- _WRITTEN EXERCISE_
Reproduce all records exactly.

____________

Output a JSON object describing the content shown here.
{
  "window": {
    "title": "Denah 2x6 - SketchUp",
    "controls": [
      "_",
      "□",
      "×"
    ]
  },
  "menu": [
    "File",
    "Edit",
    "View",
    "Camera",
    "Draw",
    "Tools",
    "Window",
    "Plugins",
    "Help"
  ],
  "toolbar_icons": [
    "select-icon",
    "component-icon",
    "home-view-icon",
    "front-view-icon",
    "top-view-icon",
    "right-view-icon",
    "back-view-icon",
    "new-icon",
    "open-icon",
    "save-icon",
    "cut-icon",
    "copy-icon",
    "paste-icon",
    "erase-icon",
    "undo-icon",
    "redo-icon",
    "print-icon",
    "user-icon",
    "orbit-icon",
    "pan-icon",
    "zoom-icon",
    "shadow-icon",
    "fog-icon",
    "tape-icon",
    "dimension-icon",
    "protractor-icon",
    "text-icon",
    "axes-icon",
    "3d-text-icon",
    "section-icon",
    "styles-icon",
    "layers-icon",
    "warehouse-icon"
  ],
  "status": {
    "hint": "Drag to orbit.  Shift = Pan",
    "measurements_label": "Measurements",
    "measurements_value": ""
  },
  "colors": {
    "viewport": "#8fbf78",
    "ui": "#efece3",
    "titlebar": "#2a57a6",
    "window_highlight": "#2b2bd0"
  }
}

____________

- _CORRECT RESULT_
Output a JSON object describing the content shown here.
{
  "window": {
    "title": "Denah 2x6 - SketchUp",
    "controls": [
      "_",
      "□",
      "×"
    ]
  },
  "menu": [
    "File",
    "Edit",
    "View",
    "Camera",
    "Draw",
    "Tools",
    "Window",
    "Plugins",
    "Help"
  ],
  "toolbar_icons": [
    "select-icon",
    "component-icon",
    "home-view-icon",
    "front-view-icon",
    "top-view-icon",
    "right-view-icon",
    "back-view-icon",
    "new-icon",
    "open-icon",
    "save-icon",
    "cut-icon",
    "copy-icon",
    "paste-icon",
    "erase-icon",
    "undo-icon",
    "redo-icon",
    "print-icon",
    "user-icon",
    "orbit-icon",
    "pan-icon",
    "zoom-icon",
    "shadow-icon",
    "fog-icon",
    "tape-icon",
    "dimension-icon",
    "protractor-icon",
    "text-icon",
    "axes-icon",
    "3d-text-icon",
    "section-icon",
    "styles-icon",
    "layers-icon",
    "warehouse-icon"
  ],
  "status": {
    "hint": "Drag to orbit.  Shift = Pan",
    "measurements_label": "Measurements",
    "measurements_value": ""
  },
  "colors": {
    "viewport": "#8fbf78",
    "ui": "#efece3",
    "titlebar": "#2a57a6",
    "window_highlight": "#2b2bd0"
  }
}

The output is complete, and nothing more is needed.